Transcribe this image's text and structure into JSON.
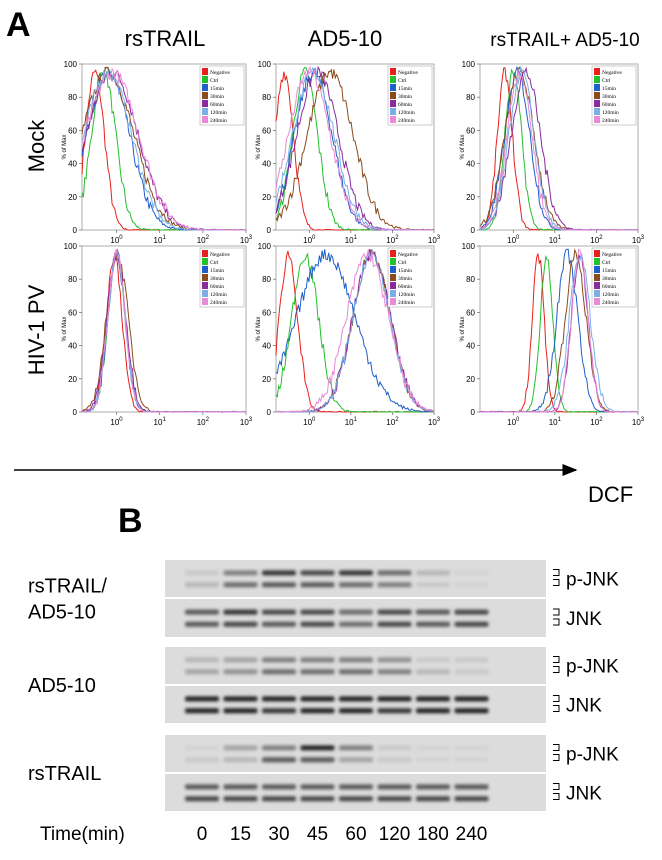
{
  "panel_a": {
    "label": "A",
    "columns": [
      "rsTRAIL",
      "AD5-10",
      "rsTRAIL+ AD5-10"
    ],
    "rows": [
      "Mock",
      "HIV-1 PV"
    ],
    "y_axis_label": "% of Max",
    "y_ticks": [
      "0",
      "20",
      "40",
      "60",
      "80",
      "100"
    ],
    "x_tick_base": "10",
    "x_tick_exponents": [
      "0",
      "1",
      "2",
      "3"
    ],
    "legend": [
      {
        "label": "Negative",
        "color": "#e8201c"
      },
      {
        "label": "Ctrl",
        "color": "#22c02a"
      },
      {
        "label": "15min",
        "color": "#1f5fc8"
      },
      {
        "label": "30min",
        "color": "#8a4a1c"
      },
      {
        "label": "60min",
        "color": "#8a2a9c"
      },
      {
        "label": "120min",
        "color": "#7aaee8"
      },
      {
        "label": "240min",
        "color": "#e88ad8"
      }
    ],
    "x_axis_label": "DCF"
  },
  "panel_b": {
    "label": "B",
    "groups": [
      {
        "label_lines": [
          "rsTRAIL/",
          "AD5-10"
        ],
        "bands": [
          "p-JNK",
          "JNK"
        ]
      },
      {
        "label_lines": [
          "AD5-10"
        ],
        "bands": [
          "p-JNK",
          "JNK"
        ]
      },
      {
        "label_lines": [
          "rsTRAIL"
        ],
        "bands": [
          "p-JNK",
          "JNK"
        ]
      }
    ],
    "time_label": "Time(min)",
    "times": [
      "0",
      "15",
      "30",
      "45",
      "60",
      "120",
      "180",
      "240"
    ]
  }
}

Written request: Exact duplication of all the records is required; pictures are omitted from the copy.

Solution below:
Transcribe this image's text and structure into JSON.
{
  "panel_a": {
    "label": "A",
    "columns": [
      "rsTRAIL",
      "AD5-10",
      "rsTRAIL+ AD5-10"
    ],
    "rows": [
      "Mock",
      "HIV-1 PV"
    ],
    "y_axis_label": "% of Max",
    "y_ticks": [
      "0",
      "20",
      "40",
      "60",
      "80",
      "100"
    ],
    "x_tick_base": "10",
    "x_tick_exponents": [
      "0",
      "1",
      "2",
      "3"
    ],
    "legend": [
      {
        "label": "Negative",
        "color": "#e8201c"
      },
      {
        "label": "Ctrl",
        "color": "#22c02a"
      },
      {
        "label": "15min",
        "color": "#1f5fc8"
      },
      {
        "label": "30min",
        "color": "#8a4a1c"
      },
      {
        "label": "60min",
        "color": "#8a2a9c"
      },
      {
        "label": "120min",
        "color": "#7aaee8"
      },
      {
        "label": "240min",
        "color": "#e88ad8"
      }
    ],
    "x_axis_label": "DCF"
  },
  "panel_b": {
    "label": "B",
    "groups": [
      {
        "label_lines": [
          "rsTRAIL/",
          "AD5-10"
        ],
        "bands": [
          "p-JNK",
          "JNK"
        ]
      },
      {
        "label_lines": [
          "AD5-10"
        ],
        "bands": [
          "p-JNK",
          "JNK"
        ]
      },
      {
        "label_lines": [
          "rsTRAIL"
        ],
        "bands": [
          "p-JNK",
          "JNK"
        ]
      }
    ],
    "time_label": "Time(min)",
    "times": [
      "0",
      "15",
      "30",
      "45",
      "60",
      "120",
      "180",
      "240"
    ]
  }
}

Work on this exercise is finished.